| Required work |
Print out every record exactly as it appears.

| The input |
# # #

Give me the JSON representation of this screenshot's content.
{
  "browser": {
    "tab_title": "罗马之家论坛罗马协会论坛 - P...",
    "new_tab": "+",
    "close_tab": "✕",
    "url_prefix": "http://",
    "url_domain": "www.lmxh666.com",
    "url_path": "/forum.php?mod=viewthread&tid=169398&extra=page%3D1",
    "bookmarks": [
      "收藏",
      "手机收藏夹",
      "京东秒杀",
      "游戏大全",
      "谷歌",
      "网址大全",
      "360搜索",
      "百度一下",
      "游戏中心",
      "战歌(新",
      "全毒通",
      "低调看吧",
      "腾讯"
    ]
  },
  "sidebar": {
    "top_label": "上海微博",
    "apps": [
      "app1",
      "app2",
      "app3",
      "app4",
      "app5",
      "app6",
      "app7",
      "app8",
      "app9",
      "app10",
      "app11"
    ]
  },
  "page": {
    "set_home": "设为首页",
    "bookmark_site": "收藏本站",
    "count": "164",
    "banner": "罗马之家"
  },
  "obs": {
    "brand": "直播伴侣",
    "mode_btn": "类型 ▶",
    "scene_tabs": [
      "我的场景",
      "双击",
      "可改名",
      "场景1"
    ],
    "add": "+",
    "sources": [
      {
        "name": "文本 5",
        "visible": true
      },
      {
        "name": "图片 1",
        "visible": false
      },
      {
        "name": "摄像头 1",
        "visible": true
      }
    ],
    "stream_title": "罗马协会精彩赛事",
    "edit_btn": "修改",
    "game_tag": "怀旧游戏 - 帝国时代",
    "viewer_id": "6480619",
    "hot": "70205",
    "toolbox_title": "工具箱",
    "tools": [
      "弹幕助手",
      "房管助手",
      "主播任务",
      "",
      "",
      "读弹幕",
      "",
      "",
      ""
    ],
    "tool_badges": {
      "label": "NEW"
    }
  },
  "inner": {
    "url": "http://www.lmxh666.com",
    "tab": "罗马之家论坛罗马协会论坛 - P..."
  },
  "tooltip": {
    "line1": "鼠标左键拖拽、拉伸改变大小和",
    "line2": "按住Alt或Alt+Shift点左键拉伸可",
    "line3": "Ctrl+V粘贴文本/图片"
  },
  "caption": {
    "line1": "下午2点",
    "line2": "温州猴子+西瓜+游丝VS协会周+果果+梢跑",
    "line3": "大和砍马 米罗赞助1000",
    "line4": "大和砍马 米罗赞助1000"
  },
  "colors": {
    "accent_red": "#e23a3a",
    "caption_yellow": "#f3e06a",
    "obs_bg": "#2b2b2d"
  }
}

# # #

| Result below |
Give me the JSON representation of this screenshot's content.
{
  "browser": {
    "tab_title": "罗马之家论坛罗马协会论坛 - P...",
    "new_tab": "+",
    "close_tab": "✕",
    "url_prefix": "http://",
    "url_domain": "www.lmxh666.com",
    "url_path": "/forum.php?mod=viewthread&tid=169398&extra=page%3D1",
    "bookmarks": [
      "收藏",
      "手机收藏夹",
      "京东秒杀",
      "游戏大全",
      "谷歌",
      "网址大全",
      "360搜索",
      "百度一下",
      "游戏中心",
      "战歌(新",
      "全毒通",
      "低调看吧",
      "腾讯"
    ]
  },
  "sidebar": {
    "top_label": "上海微博",
    "apps": [
      "app1",
      "app2",
      "app3",
      "app4",
      "app5",
      "app6",
      "app7",
      "app8",
      "app9",
      "app10",
      "app11"
    ]
  },
  "page": {
    "set_home": "设为首页",
    "bookmark_site": "收藏本站",
    "count": "164",
    "banner": "罗马之家"
  },
  "obs": {
    "brand": "直播伴侣",
    "mode_btn": "类型 ▶",
    "scene_tabs": [
      "我的场景",
      "双击",
      "可改名",
      "场景1"
    ],
    "add": "+",
    "sources": [
      {
        "name": "文本 5",
        "visible": true
      },
      {
        "name": "图片 1",
        "visible": false
      },
      {
        "name": "摄像头 1",
        "visible": true
      }
    ],
    "stream_title": "罗马协会精彩赛事",
    "edit_btn": "修改",
    "game_tag": "怀旧游戏 - 帝国时代",
    "viewer_id": "6480619",
    "hot": "70205",
    "toolbox_title": "工具箱",
    "tools": [
      "弹幕助手",
      "房管助手",
      "主播任务",
      "",
      "",
      "读弹幕",
      "",
      "",
      ""
    ],
    "tool_badges": {
      "label": "NEW"
    }
  },
  "inner": {
    "url": "http://www.lmxh666.com",
    "tab": "罗马之家论坛罗马协会论坛 - P..."
  },
  "tooltip": {
    "line1": "鼠标左键拖拽、拉伸改变大小和",
    "line2": "按住Alt或Alt+Shift点左键拉伸可",
    "line3": "Ctrl+V粘贴文本/图片"
  },
  "caption": {
    "line1": "下午2点",
    "line2": "温州猴子+西瓜+游丝VS协会周+果果+梢跑",
    "line3": "大和砍马 米罗赞助1000",
    "line4": "大和砍马 米罗赞助1000"
  },
  "colors": {
    "accent_red": "#e23a3a",
    "caption_yellow": "#f3e06a",
    "obs_bg": "#2b2b2d"
  }
}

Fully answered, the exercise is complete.